Your task is to output all the records below, word for word.

------ Material supplied

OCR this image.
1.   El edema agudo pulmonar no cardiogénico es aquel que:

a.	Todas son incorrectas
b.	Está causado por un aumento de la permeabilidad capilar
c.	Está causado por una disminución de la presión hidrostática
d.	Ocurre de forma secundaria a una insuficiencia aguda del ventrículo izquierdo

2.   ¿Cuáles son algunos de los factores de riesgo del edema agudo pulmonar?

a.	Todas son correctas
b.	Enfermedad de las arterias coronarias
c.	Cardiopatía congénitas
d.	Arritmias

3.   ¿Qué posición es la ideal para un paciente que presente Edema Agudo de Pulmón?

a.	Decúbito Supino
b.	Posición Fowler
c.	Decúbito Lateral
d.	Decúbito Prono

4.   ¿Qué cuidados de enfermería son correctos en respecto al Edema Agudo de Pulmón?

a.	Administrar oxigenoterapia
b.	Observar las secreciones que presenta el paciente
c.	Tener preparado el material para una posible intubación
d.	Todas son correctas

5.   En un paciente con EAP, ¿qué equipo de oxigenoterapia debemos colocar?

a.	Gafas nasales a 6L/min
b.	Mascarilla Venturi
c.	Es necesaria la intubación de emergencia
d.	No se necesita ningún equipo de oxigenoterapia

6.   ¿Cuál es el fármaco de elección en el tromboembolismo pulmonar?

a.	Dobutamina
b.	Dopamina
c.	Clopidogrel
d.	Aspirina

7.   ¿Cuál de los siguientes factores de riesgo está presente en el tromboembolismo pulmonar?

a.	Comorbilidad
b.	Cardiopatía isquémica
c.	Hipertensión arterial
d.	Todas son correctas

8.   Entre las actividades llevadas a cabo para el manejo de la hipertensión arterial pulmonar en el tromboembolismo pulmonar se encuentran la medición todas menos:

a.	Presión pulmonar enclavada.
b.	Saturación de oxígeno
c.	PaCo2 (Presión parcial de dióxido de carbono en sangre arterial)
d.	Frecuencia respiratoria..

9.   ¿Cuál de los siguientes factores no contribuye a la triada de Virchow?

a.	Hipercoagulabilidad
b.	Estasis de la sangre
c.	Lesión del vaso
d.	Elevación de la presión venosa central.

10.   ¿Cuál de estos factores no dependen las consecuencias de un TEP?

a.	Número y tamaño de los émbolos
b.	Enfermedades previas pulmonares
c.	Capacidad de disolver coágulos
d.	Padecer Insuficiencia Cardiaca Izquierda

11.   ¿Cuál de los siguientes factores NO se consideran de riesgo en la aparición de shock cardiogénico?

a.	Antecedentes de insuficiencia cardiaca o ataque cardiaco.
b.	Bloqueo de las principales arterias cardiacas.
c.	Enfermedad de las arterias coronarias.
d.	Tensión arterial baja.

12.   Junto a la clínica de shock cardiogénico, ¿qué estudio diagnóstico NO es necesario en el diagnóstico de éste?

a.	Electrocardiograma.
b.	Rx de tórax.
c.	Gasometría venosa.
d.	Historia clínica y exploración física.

------------

• [Answer below]:
OCR this image.
1.   El edema agudo pulmonar no cardiogénico es aquel que:

a.	Todas son incorrectas
b.	Está causado por un aumento de la permeabilidad capilar
c.	Está causado por una disminución de la presión hidrostática
d.	Ocurre de forma secundaria a una insuficiencia aguda del ventrículo izquierdo

2.   ¿Cuáles son algunos de los factores de riesgo del edema agudo pulmonar?

a.	Todas son correctas
b.	Enfermedad de las arterias coronarias
c.	Cardiopatía congénitas
d.	Arritmias

3.   ¿Qué posición es la ideal para un paciente que presente Edema Agudo de Pulmón?

a.	Decúbito Supino
b.	Posición Fowler
c.	Decúbito Lateral
d.	Decúbito Prono

4.   ¿Qué cuidados de enfermería son correctos en respecto al Edema Agudo de Pulmón?

a.	Administrar oxigenoterapia
b.	Observar las secreciones que presenta el paciente
c.	Tener preparado el material para una posible intubación
d.	Todas son correctas

5.   En un paciente con EAP, ¿qué equipo de oxigenoterapia debemos colocar?

a.	Gafas nasales a 6L/min
b.	Mascarilla Venturi
c.	Es necesaria la intubación de emergencia
d.	No se necesita ningún equipo de oxigenoterapia

6.   ¿Cuál es el fármaco de elección en el tromboembolismo pulmonar?

a.	Dobutamina
b.	Dopamina
c.	Clopidogrel
d.	Aspirina

7.   ¿Cuál de los siguientes factores de riesgo está presente en el tromboembolismo pulmonar?

a.	Comorbilidad
b.	Cardiopatía isquémica
c.	Hipertensión arterial
d.	Todas son correctas

8.   Entre las actividades llevadas a cabo para el manejo de la hipertensión arterial pulmonar en el tromboembolismo pulmonar se encuentran la medición todas menos:

a.	Presión pulmonar enclavada.
b.	Saturación de oxígeno
c.	PaCo2 (Presión parcial de dióxido de carbono en sangre arterial)
d.	Frecuencia respiratoria..

9.   ¿Cuál de los siguientes factores no contribuye a la triada de Virchow?

a.	Hipercoagulabilidad
b.	Estasis de la sangre
c.	Lesión del vaso
d.	Elevación de la presión venosa central.

10.   ¿Cuál de estos factores no dependen las consecuencias de un TEP?

a.	Número y tamaño de los émbolos
b.	Enfermedades previas pulmonares
c.	Capacidad de disolver coágulos
d.	Padecer Insuficiencia Cardiaca Izquierda

11.   ¿Cuál de los siguientes factores NO se consideran de riesgo en la aparición de shock cardiogénico?

a.	Antecedentes de insuficiencia cardiaca o ataque cardiaco.
b.	Bloqueo de las principales arterias cardiacas.
c.	Enfermedad de las arterias coronarias.
d.	Tensión arterial baja.

12.   Junto a la clínica de shock cardiogénico, ¿qué estudio diagnóstico NO es necesario en el diagnóstico de éste?

a.	Electrocardiograma.
b.	Rx de tórax.
c.	Gasometría venosa.
d.	Historia clínica y exploración física.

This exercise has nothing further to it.